Brano estratto
<<<<

Primi verdetti per le bergamasche impegnate nella post-season di Serie C Interregionale (girone Nord-Est “D”), e menzione d’apertura obbligata per l’Elle-Erre Seriana Basket 75, che conquista la salvezza domando 2-0 la Fortitudo Busnago nella relativa serie playout. I biancorossi hanno infatti prevalso nettamente (87-67; L. Ambrosio 16, T. Tonsi 14; S. Adami e M. Favalessa 17) in gara-1, giocata al Palasport di Nembro l’11 aprile, salvo poi suggellare la serie con un successo di misura in gara-2 (15 aprile) sul parquet del Collegio Sant’Antonio (61-62; D. Perego 10, S. Adami 9; L. Ambrosio 16, S. Corti 11).
Questo il commento in merito di Roberto Maltecca, guida tecnica del team seriano: «Abbiamo rischiato grosso, ma con orgoglio e carattere abbiamo comunque centrato l’obiettivo, ovvero la permanenza in una categoria di alto profilo. Va così in archivio una stagione davvero sfortunata: pensiamo al futuro». E ancora: «Consideriamo che il nostro leader tecnico, Marco Planezio, ha giocato soltanto una decina di partite in tutta la stagione, e quasi mai in condizioni ottimali; di conseguenza abbiamo “spremuto” più del dovuto Aristolao e Azzola, anch’essi alle prese con diversi acciacchi (tendinite per il primo, problemi alla schiena per il secondo). Con uno dei budget peraltro più bassi della categoria, ne abbiamo approfittato per valorizzare tanti giovani del vivaio: da Ambrosio a Corti, passando per Fall e Adami, senza dimenticare Guerini, Uristani e Bonzi».

>>>>

Voci di dati estratte
<<<<

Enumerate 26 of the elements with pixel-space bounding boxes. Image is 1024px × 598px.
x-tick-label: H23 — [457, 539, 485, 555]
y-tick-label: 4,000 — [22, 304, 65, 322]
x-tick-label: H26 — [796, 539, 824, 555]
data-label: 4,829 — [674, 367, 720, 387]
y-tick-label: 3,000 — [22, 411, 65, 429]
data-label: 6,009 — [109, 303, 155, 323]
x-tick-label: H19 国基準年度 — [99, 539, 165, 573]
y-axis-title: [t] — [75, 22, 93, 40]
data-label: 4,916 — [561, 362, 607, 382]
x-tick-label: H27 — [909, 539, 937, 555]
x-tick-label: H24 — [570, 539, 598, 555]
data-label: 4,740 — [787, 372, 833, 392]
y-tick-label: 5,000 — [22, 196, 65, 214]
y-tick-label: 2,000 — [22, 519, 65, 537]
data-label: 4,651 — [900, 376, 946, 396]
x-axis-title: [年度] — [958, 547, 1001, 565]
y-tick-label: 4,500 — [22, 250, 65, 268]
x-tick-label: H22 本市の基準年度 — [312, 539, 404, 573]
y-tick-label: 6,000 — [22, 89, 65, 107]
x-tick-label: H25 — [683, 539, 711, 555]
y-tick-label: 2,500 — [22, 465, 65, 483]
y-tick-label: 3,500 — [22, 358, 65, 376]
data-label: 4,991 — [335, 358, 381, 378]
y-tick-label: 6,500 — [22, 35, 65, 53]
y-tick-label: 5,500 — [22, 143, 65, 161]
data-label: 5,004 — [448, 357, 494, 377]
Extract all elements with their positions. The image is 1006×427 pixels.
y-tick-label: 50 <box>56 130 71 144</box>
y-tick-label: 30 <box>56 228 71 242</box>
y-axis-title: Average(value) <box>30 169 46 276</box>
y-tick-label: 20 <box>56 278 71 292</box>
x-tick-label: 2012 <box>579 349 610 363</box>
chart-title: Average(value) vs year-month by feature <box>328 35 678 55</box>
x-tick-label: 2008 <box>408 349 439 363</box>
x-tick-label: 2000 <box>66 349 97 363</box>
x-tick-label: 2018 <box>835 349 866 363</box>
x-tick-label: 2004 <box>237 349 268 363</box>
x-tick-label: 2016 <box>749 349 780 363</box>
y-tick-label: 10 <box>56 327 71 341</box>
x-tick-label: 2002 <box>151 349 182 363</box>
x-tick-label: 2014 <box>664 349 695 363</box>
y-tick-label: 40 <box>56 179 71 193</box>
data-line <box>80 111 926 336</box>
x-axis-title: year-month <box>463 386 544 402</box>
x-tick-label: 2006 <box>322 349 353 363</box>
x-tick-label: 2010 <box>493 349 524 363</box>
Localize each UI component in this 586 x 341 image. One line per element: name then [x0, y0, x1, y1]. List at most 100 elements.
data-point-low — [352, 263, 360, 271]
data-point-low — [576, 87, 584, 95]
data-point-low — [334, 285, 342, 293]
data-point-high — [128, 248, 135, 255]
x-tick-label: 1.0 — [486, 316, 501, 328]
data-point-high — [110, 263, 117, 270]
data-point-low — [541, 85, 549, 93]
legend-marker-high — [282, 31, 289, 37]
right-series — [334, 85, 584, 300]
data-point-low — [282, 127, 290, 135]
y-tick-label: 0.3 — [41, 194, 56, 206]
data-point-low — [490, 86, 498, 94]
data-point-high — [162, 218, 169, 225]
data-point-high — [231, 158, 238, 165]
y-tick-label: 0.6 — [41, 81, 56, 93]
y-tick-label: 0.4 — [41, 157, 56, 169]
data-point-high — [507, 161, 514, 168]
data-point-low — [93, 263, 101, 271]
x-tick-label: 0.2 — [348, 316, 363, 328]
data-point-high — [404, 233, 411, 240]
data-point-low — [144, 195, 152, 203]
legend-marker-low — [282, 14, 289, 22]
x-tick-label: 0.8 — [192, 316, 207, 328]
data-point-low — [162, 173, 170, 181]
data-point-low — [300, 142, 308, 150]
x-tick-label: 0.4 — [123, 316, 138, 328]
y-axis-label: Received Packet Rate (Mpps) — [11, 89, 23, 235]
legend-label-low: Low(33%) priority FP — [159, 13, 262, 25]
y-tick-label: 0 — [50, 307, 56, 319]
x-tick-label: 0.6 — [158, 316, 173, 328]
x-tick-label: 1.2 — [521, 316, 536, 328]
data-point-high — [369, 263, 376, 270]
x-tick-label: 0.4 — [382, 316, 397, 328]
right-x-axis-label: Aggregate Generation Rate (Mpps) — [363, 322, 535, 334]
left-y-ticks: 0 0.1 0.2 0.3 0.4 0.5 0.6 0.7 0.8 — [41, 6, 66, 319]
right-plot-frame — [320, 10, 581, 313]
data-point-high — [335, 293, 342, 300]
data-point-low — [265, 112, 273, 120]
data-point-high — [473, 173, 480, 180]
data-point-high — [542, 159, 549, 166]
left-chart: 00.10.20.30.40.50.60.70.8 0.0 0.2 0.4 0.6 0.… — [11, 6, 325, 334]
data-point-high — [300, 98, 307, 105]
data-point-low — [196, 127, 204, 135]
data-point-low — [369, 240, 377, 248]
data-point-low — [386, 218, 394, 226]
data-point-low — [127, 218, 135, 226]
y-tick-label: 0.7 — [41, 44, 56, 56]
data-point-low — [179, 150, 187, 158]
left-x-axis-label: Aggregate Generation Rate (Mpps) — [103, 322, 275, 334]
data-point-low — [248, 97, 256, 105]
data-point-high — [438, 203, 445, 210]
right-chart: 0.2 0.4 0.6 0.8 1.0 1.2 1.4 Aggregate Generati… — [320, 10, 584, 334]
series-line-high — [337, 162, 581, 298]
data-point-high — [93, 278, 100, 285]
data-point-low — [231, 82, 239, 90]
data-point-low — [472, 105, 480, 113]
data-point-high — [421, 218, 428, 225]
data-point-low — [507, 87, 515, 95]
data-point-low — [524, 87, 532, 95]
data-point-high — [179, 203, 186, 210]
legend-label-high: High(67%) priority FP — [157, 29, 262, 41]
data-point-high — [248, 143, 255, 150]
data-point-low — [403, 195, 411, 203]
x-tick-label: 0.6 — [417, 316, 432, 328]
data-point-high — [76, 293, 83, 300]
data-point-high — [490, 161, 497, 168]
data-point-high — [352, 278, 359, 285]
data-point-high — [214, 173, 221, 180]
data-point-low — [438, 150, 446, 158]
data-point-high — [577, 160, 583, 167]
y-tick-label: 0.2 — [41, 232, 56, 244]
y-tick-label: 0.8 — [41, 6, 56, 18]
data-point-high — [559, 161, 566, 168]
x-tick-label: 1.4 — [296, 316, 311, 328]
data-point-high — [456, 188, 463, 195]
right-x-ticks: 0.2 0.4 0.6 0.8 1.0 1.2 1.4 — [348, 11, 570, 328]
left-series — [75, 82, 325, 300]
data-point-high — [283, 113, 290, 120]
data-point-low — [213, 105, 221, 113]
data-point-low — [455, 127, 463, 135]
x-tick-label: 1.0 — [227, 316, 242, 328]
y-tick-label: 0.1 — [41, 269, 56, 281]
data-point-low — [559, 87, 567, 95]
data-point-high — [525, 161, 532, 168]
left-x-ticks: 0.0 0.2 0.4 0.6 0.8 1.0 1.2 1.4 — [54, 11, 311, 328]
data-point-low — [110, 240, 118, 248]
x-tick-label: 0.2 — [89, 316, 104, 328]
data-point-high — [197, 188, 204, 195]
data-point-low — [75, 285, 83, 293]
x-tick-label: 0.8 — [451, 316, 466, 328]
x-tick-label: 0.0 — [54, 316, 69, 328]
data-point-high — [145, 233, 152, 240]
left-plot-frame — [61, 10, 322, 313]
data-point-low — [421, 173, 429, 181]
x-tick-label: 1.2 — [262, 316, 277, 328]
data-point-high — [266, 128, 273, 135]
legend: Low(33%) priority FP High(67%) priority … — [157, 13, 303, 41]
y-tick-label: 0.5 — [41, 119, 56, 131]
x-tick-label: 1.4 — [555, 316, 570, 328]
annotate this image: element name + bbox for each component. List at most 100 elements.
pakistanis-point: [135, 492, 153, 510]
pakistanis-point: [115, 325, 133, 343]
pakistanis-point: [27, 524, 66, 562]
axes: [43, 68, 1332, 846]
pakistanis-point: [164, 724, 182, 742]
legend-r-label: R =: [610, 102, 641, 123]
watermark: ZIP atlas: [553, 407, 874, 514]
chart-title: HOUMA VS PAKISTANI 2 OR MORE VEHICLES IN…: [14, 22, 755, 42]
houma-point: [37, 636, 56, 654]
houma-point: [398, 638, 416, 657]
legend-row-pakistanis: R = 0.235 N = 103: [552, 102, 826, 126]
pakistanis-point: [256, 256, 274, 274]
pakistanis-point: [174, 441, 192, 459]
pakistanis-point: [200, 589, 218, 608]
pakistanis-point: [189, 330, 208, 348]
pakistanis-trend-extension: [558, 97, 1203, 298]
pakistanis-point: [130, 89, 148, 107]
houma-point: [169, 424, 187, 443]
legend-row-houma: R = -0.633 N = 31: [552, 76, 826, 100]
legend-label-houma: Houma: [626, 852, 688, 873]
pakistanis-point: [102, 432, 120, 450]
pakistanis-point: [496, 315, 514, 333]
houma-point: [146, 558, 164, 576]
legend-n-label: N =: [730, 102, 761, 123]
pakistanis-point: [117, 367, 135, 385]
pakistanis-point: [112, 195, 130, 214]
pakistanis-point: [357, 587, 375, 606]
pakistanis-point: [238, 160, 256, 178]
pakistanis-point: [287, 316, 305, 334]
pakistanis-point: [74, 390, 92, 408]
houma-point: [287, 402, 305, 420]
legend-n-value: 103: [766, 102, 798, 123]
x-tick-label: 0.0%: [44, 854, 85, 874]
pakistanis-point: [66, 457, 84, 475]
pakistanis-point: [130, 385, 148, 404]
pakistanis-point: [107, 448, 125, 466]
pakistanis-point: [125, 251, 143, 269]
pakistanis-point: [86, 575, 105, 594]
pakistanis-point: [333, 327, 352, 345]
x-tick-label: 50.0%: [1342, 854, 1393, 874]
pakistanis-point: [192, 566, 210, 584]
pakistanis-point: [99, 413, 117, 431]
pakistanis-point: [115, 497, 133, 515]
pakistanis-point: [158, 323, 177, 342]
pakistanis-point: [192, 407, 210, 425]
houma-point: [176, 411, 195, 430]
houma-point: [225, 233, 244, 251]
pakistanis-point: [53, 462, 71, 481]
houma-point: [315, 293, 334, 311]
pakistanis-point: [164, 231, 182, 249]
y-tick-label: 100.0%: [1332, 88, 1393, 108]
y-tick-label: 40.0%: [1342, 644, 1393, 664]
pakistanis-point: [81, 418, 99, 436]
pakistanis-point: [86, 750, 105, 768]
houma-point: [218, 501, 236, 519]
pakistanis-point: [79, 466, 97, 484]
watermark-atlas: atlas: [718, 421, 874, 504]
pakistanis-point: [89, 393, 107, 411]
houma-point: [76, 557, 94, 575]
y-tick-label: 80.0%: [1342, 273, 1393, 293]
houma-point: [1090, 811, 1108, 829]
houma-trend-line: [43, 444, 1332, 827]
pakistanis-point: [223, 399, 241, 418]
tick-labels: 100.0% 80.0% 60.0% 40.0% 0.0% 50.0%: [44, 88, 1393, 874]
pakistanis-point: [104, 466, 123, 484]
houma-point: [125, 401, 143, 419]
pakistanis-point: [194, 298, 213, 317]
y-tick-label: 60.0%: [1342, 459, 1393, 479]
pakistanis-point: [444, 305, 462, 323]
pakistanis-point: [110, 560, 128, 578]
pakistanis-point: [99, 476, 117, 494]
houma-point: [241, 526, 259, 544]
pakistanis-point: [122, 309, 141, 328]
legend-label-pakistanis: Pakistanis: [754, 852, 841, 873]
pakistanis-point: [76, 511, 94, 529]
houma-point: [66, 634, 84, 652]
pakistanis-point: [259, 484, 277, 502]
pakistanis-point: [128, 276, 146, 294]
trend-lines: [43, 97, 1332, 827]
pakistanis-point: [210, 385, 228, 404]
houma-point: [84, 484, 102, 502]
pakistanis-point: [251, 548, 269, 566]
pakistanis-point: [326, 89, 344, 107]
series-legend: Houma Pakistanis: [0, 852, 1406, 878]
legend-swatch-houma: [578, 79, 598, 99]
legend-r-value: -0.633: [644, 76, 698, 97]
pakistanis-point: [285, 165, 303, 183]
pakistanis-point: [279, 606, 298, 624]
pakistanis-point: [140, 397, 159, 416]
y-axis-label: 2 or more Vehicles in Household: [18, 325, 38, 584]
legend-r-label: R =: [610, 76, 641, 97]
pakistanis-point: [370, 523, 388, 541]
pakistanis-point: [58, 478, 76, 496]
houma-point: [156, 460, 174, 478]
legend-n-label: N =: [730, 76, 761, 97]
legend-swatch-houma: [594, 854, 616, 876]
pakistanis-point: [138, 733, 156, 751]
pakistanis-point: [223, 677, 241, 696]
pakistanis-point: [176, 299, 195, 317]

>>>>

Istruzioni
(A) Riproduci fedelmente il brano a partire da "Primi verdetti per" e proseguendo fino a "S. Corti 11).".
(B) Secondo il brano, in quale impianto si è disputata gara-1 della serie playout?
(C) Riassumi il brano in due frasi.
Il materiale non ha alcun legame con il brano.

Risposte ai compiti
(A)
Primi verdetti per le bergamasche impegnate nella post-season di Serie C Interregionale (girone Nord-Est “D”), e menzione d’apertura obbligata per l’Elle-Erre Seriana Basket 75, che conquista la salvezza domando 2-0 la Fortitudo Busnago nella relativa serie playout. I biancorossi hanno infatti prevalso nettamente (87-67; L. Ambrosio 16, T. Tonsi 14; S. Adami e M. Favalessa 17) in gara-1, giocata al Palasport di Nembro l’11 aprile, salvo poi suggellare la serie con un successo di misura in gara-2 (15 aprile) sul parquet del Collegio Sant’Antonio (61-62; D. Perego 10, S. Adami 9; L. Ambrosio 16, S. Corti 11).

(B) Al Palasport di Nembro.

(C) L'Elle-Erre Seriana Basket 75 ha conquistato la salvezza in Serie C Interregionale battendo 2-0 la Fortitudo Busnago nei playout, con un netto 87-67 in gara-1 a Nembro e un 61-62 in gara-2 sul parquet del Collegio Sant'Antonio. L'allenatore Roberto Maltecca ha definito sfortunata la stagione, segnata dalle poche partite giocate da Planezio e dagli acciacchi di Aristolao e Azzola, e ha ricordato che la squadra, con uno dei budget più bassi della categoria, ha valorizzato molti giovani del vivaio.